TASK DIRECTIONS:
Can you find the lines of the listing that include "colors" and copy every one?
begin
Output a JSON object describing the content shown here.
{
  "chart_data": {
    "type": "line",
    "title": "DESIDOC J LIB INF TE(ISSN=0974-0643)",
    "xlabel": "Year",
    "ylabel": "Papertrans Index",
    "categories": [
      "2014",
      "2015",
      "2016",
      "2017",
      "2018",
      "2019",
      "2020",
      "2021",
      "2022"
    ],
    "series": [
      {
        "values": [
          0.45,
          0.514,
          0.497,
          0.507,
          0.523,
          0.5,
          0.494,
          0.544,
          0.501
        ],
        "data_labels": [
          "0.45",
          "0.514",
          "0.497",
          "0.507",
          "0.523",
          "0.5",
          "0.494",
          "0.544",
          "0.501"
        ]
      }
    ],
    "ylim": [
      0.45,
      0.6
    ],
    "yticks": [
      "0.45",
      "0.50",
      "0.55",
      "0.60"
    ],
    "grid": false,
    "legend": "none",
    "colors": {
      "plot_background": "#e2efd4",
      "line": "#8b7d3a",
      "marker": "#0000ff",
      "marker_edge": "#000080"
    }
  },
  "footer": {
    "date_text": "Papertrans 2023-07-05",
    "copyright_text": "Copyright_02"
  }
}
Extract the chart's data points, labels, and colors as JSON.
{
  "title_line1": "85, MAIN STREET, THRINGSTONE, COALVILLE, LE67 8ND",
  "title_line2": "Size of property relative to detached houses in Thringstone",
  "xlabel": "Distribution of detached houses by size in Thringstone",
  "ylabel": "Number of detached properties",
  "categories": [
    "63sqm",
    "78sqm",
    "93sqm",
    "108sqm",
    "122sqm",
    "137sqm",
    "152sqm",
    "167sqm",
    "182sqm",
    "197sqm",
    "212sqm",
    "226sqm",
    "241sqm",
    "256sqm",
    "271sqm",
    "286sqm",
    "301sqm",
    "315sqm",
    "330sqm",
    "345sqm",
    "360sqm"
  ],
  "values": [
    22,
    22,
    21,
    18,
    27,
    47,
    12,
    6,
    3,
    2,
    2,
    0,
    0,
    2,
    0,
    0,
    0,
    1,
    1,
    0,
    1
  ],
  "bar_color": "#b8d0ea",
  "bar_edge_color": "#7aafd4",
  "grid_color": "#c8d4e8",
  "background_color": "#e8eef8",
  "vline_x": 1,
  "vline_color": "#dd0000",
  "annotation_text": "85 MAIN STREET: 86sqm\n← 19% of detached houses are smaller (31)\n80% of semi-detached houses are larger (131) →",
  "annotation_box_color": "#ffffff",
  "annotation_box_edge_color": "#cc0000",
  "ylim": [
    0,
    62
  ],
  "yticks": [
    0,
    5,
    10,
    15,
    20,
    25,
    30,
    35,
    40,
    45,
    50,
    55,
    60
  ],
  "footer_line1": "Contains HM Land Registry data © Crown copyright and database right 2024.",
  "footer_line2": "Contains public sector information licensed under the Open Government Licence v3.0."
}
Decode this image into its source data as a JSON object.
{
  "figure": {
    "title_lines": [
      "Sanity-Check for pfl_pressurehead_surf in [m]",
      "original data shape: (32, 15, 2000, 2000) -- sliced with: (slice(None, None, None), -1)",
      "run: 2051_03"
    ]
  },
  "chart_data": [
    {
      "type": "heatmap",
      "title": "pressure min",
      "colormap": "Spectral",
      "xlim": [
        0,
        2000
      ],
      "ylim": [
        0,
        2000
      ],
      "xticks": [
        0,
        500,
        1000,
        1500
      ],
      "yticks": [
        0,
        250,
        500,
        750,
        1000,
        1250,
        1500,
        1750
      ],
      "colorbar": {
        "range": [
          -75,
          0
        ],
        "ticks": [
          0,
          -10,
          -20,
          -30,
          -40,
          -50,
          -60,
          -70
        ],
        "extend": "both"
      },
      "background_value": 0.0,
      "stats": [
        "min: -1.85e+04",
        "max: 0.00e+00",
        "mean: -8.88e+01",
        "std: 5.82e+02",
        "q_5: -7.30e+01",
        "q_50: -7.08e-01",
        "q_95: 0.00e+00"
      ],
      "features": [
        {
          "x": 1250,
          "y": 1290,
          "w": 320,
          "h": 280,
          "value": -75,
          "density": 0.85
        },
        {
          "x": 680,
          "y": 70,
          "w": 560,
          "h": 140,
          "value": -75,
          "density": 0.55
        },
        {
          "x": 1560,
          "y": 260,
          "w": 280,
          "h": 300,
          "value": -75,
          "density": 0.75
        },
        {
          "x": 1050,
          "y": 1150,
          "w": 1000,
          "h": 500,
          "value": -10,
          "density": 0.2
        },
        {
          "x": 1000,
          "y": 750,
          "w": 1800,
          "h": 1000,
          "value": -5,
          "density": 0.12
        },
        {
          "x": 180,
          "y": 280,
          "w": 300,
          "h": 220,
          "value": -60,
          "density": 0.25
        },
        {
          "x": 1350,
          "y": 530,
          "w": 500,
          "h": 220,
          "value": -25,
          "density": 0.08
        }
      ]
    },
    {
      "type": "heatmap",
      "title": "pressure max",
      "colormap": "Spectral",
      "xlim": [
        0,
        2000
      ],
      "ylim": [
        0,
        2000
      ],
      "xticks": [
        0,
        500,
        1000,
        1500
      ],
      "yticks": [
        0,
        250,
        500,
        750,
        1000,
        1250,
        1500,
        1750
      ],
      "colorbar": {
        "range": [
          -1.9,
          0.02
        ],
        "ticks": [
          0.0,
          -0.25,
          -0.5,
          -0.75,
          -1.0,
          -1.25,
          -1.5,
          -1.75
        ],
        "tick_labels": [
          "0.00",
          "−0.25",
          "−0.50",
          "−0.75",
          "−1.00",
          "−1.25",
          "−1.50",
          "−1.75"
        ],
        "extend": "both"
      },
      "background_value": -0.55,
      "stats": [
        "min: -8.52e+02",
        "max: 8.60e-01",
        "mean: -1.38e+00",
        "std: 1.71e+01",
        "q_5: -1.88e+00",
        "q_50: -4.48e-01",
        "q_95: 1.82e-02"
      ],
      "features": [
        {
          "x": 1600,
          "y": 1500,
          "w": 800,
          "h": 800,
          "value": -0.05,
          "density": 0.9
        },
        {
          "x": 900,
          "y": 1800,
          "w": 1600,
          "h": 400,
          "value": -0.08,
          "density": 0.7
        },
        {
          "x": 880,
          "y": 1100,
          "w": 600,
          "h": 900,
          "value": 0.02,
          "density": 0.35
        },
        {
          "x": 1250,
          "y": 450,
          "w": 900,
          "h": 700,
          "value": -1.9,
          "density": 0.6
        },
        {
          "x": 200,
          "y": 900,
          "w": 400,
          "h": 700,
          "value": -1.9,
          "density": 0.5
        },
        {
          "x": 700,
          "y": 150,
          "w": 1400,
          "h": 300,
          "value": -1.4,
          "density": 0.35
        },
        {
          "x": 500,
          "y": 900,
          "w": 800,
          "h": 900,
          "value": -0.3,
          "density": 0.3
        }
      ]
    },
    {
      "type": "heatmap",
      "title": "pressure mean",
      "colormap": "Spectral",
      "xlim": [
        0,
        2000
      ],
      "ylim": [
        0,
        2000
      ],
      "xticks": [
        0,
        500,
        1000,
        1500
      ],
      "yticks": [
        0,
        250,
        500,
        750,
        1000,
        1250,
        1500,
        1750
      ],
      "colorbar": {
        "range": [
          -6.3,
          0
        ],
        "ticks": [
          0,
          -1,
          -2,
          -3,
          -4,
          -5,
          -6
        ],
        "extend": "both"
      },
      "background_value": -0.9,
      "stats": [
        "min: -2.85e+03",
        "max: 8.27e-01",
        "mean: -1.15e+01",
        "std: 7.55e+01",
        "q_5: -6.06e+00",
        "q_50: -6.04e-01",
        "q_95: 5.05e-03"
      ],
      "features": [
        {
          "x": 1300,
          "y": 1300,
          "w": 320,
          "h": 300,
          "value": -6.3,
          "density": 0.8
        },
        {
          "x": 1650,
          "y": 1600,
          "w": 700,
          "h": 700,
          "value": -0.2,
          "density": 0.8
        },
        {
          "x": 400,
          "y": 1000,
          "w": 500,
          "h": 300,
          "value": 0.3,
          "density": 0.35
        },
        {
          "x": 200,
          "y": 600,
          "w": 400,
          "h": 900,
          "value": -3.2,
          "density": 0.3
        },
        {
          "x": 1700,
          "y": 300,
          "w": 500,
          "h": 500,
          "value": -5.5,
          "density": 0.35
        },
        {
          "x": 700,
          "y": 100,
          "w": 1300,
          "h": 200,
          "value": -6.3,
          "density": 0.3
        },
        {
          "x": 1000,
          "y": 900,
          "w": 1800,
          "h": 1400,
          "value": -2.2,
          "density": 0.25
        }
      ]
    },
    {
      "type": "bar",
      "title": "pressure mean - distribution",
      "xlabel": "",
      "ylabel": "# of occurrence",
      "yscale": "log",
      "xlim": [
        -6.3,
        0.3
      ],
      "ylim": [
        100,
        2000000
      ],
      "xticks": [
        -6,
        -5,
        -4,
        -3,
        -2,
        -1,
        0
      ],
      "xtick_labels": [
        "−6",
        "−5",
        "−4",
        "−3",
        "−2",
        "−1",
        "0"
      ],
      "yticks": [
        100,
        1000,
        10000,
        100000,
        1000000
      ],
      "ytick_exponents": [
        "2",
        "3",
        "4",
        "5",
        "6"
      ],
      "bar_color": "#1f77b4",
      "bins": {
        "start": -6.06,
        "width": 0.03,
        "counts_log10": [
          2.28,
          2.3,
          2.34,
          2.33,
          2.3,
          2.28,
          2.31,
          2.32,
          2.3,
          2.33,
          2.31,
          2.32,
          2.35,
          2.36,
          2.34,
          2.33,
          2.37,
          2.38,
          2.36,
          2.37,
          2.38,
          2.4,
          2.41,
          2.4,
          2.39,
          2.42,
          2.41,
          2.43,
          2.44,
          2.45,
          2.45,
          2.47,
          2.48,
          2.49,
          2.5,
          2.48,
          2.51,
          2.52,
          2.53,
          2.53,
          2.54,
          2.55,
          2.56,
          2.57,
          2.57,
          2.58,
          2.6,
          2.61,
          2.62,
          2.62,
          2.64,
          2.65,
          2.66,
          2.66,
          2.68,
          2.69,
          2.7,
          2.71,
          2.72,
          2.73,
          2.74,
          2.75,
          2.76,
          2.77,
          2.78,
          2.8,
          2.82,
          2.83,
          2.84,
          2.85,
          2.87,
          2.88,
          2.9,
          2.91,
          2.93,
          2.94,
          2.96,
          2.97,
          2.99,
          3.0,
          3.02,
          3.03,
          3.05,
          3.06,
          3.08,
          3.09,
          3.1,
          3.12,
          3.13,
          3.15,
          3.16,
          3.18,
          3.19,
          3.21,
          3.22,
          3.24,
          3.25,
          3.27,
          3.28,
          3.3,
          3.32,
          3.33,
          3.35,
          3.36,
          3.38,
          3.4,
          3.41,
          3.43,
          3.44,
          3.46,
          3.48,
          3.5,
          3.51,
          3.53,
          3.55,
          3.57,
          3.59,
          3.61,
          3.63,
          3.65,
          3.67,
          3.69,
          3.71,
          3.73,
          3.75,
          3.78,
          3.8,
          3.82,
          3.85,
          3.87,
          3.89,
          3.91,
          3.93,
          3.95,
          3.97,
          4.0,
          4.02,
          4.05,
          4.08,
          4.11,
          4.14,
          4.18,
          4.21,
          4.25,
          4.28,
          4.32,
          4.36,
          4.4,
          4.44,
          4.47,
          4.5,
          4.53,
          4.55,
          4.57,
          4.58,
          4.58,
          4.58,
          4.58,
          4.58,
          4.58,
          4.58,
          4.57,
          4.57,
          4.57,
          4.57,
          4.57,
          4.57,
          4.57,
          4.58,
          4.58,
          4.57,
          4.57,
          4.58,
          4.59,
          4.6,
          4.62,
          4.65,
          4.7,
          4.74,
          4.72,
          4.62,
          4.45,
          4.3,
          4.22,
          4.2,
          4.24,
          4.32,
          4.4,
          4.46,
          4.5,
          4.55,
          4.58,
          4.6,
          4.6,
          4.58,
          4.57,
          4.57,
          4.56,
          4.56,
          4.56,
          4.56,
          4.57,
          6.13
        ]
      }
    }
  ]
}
end
SOLUTION:
    "colors": {
Extract the chart's data points, labels, and colors as JSON.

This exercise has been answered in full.